● **Task**: Locate each line below that includes "пунктом" and reproduce it.

[Source data]
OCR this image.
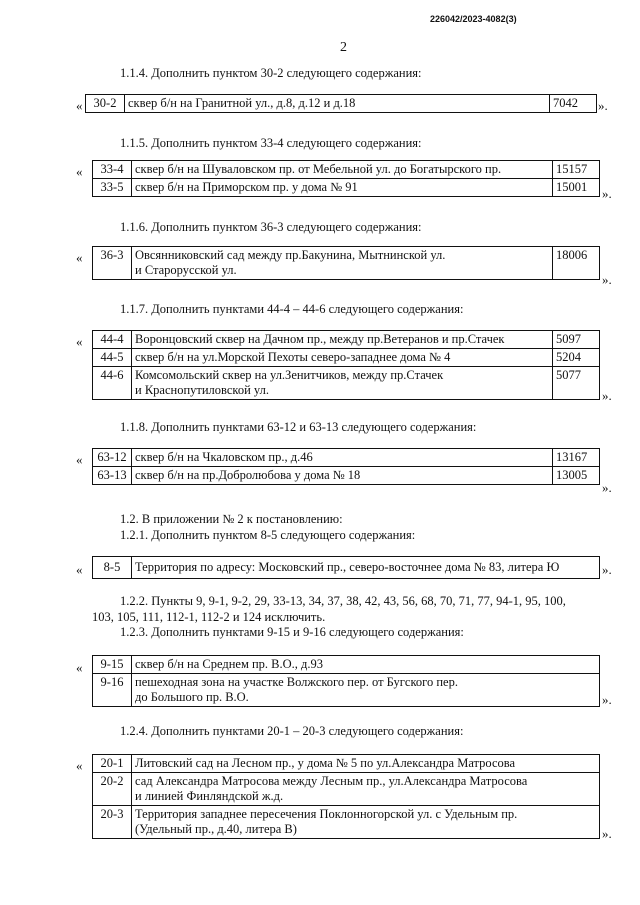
226042/2023-4082(3)
2
1.1.4. Дополнить пунктом 30-2 следующего содержания:
« 30-2	сквер б/н на Гранитной ул., д.8, д.12 и д.18	7042 ».
1.1.5. Дополнить пунктом 33-4 следующего содержания:
« 33-4	сквер б/н на Шуваловском пр. от Мебельной ул. до Богатырского пр.	15157
33-5	сквер б/н на Приморском пр. у дома № 91	15001 ».
1.1.6. Дополнить пунктом 36-3 следующего содержания:
« 36-3	Овсянниковский сад между пр.Бакунина, Мытнинской ул.
и Старорусской ул.
	18006
».
1.1.7. Дополнить пунктами 44-4 – 44-6 следующего содержания:
« 44-4	Воронцовский сквер на Дачном пр., между пр.Ветеранов и пр.Стачек	5097
44-5	сквер б/н на ул.Морской Пехоты северо-западнее дома № 4	5204
44-6	Комсомольский сквер на ул.Зенитчиков, между пр.Стачек
и Краснопутиловской ул.	5077
».
1.1.8. Дополнить пунктами 63-12 и 63-13 следующего содержания:
« 63-12	сквер б/н на Чкаловском пр., д.46	13167
63-13	сквер б/н на пр.Добролюбова у дома № 18	13005
».
1.2. В приложении № 2 к постановлению:
1.2.1. Дополнить пунктом 8-5 следующего содержания:
« 8-5	Территория по адресу: Московский пр., северо-восточнее дома № 83, литера Ю	».
1.2.2. Пункты 9, 9-1, 9-2, 29, 33-13, 34, 37, 38, 42, 43, 56, 68, 70, 71, 77, 94-1, 95, 100,
103, 105, 111, 112-1, 112-2 и 124 исключить.
1.2.3. Дополнить пунктами 9-15 и 9-16 следующего содержания:
« 9-15	сквер б/н на Среднем пр. В.О., д.93
9-16	пешеходная зона на участке Волжского пер. от Бугского пер.
до Большого пр. В.О.	».
1.2.4. Дополнить пунктами 20-1 – 20-3 следующего содержания:
« 20-1	Литовский сад на Лесном пр., у дома № 5 по ул.Александра Матросова
20-2	сад Александра Матросова между Лесным пр., ул.Александра Матросова
и линией Финляндской ж.д.

20-3	Территория западнее пересечения Поклонногорской ул. с Удельным пр.
(Удельный пр., д.40, литера В)	».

● **Answer to the task**:
1.1.4. Дополнить пунктом 30-2 следующего содержания:
1.1.5. Дополнить пунктом 33-4 следующего содержания:
1.1.6. Дополнить пунктом 36-3 следующего содержания:
1.2.1. Дополнить пунктом 8-5 следующего содержания:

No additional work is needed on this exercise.